I want to thank everyone who responded to my e-mail regarding
Incremental Data Structures; especially David Mechner for sharing his
Revertable class. 

I was wondering if anyone had considered using a copy-on-write scheme
for GO data. In such a scheme, several object can share a data
structure. When an object method is called that requires a change to the
data structure, then that object first copies the data structure
somewhere else and then modifies the copy (if the data structure is not
shared, no copy is necessary). This technique is common in UNIX
operating system so that if five copies of "who", for example, are
running, only one copy would actually resigned in physical memory; each
process should share the memory (see Andrew S. Tanenbaum "Modern
Operating Systems for more information). Generally this scheme is
implemented using reference counting and additional (but not required)
with smart pointers in C++ (see Scott Meyers "More Effective C++" for
detailed information and sample code).

I was wondering if this approach would be feasible and more efficient in
a GO playing program as an alternative to methods which either record
"undo" information, or make copies of the data structure before each
more. Has anyone attempted this? Comments?

» SET PROBLEM 1: List every person the post about copy-on-write for Go data names.
» SET PROBLEM 2: Extend the post about copy-on-write for Go data, starting right after its last sentence.

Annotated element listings
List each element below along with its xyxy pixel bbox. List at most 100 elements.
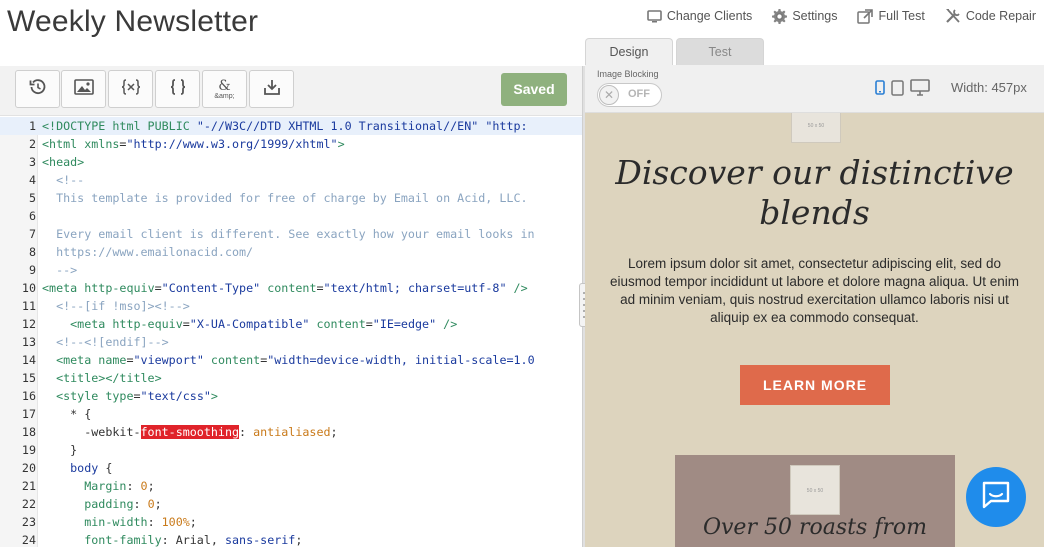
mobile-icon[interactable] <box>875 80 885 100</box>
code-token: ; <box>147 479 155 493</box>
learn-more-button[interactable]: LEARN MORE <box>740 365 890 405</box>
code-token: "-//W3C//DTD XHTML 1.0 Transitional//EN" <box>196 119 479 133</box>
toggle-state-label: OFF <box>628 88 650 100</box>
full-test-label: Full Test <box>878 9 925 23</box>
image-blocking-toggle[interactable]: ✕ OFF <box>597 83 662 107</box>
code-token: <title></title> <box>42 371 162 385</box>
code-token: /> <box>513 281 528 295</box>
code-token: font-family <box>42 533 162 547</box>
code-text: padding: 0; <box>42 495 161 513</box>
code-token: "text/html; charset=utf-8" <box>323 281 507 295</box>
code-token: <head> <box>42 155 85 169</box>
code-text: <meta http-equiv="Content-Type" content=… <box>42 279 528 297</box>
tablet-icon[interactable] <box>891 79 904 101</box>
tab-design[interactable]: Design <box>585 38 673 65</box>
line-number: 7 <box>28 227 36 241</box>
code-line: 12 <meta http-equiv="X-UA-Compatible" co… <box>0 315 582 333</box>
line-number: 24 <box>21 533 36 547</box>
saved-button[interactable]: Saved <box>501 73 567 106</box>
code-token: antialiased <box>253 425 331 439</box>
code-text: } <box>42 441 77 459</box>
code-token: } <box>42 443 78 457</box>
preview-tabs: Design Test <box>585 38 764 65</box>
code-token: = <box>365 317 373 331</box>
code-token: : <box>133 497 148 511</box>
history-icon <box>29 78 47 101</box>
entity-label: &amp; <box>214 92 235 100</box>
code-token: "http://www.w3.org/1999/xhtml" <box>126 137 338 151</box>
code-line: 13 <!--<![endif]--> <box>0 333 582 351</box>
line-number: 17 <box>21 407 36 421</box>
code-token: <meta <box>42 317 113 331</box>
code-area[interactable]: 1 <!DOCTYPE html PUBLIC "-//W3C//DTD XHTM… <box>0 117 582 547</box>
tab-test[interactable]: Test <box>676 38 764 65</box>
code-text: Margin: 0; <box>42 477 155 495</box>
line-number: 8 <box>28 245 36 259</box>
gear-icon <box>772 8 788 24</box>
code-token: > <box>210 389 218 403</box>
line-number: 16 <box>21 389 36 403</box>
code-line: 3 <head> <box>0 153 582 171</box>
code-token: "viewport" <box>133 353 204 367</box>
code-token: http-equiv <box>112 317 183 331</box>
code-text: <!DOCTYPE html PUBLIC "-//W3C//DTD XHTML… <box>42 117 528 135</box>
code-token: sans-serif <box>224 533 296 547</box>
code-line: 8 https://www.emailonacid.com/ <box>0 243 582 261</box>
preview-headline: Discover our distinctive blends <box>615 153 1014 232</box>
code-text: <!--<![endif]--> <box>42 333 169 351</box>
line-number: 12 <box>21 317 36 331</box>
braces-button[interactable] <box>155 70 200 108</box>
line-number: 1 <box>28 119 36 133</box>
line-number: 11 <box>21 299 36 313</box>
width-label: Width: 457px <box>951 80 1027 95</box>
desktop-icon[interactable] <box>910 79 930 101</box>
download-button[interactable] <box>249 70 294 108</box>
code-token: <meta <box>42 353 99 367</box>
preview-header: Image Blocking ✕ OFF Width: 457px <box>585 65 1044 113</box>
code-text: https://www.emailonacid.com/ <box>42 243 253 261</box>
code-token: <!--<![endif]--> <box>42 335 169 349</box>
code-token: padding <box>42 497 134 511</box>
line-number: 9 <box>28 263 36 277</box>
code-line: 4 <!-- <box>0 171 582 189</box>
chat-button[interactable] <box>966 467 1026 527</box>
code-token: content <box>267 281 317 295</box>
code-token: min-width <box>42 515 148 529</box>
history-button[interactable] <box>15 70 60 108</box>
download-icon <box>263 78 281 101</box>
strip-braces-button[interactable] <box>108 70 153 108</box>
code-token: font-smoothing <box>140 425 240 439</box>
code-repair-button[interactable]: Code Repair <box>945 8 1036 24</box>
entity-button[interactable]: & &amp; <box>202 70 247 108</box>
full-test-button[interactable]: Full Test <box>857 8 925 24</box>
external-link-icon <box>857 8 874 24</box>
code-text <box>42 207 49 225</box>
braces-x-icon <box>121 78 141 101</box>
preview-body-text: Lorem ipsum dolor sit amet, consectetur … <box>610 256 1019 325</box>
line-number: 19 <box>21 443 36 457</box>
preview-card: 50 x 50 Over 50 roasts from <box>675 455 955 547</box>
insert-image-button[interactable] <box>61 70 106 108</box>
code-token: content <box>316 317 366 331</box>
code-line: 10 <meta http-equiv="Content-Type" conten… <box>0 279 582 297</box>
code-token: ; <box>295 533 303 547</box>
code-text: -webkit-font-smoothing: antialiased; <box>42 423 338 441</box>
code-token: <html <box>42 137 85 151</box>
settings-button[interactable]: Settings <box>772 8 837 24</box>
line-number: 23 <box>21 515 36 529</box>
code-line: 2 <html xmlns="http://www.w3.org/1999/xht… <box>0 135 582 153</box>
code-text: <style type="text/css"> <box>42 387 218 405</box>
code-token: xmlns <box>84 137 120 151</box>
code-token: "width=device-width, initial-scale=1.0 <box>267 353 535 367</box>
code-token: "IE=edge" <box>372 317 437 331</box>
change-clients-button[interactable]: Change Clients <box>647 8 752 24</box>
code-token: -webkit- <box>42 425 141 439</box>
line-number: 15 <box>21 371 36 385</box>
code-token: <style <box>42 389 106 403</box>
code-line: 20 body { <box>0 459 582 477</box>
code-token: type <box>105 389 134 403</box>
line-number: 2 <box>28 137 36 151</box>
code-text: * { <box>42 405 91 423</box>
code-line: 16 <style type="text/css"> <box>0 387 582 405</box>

...

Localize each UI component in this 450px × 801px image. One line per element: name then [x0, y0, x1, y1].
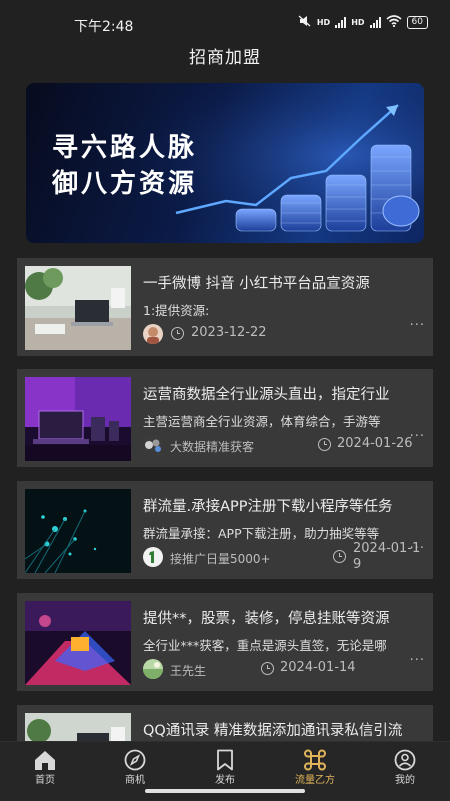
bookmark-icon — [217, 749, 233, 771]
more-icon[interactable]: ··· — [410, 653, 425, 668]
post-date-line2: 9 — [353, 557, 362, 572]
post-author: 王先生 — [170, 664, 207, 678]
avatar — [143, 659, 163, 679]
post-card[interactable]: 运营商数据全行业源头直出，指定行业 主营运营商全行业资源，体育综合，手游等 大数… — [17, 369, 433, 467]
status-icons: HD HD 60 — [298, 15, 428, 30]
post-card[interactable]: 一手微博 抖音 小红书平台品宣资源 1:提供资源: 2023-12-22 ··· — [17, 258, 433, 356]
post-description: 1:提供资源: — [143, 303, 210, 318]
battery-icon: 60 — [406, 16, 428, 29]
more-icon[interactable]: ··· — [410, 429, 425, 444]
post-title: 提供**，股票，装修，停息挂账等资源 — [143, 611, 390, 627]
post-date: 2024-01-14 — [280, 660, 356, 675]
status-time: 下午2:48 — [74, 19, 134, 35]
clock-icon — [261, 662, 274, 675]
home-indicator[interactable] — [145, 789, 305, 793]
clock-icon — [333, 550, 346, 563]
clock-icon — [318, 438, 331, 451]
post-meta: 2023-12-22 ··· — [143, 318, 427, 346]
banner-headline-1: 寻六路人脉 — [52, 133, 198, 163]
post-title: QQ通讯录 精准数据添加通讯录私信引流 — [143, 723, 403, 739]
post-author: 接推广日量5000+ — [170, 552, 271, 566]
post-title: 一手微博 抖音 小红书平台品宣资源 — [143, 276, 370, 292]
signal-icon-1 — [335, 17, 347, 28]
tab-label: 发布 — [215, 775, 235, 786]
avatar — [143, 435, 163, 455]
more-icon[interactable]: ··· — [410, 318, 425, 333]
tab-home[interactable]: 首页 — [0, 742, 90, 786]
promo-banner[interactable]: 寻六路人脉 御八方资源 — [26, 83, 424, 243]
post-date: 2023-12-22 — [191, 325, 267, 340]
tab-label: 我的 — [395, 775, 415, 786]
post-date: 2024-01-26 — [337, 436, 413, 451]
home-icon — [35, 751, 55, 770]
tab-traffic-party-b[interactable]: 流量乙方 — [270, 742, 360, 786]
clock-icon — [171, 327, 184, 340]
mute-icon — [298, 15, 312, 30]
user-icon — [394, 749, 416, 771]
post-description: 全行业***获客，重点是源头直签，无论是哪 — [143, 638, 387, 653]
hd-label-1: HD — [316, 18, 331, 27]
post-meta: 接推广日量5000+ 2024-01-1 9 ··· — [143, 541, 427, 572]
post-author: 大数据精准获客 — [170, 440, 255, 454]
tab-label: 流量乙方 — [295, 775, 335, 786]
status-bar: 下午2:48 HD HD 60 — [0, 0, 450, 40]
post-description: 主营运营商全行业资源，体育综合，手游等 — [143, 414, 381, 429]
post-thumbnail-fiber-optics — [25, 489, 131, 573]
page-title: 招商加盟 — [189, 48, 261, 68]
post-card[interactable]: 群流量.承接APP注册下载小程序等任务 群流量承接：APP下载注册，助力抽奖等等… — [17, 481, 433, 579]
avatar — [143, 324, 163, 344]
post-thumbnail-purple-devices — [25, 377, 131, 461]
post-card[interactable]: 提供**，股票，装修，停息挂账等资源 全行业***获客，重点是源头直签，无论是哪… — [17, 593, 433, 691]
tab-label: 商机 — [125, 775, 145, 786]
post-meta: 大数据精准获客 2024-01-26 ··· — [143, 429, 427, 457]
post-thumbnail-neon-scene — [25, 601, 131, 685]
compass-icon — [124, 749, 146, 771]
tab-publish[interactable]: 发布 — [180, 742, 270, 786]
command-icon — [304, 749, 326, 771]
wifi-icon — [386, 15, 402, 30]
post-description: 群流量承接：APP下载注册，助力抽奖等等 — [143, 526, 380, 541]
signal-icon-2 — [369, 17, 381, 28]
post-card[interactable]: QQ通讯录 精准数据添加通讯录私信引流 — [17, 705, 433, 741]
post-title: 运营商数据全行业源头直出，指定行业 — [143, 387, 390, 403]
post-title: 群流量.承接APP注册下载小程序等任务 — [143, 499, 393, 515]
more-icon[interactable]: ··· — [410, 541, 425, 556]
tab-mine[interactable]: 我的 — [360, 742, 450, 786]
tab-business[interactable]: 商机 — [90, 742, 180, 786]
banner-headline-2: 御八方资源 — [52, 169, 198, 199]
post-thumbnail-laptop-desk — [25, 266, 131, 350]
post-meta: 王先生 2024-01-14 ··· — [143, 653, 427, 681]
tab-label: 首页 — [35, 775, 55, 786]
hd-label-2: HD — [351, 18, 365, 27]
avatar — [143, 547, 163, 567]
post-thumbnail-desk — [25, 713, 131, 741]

» WRITTEN ANSWER 1: David Mechner, Andrew S. Tanenbaum, Scott Meyers

» WRITTEN ANSWER 2:
-----Original Message-----
From: Philipp Garcia [mailto:phil@xxxxxxxxxxxxxxxxx]
Sent: Friday, August 14, 1998 2:38 PM
To: 'computer-go@xxxxxxxxxxxxxxxxx'
Subject: Incremental Data Structures



I have a question for those that have written go-playing programs that
use incremental updates to maintain data structure like string-lists,
liberties lists, etc... When you take-back a move, do you "undo" the
modifications to the data structures OR do you revert back to a copy of
the data structure before the move that you are taking back was placed?
If you "undo" the modifications, how do you store "undo" information. Is
it log based similar to how modern databases work? Or does logic direct
the "undo"? If you revert back to a copy, do you really save enough CPU
cycles to even justify using incremental structures rather than a full
re-computation?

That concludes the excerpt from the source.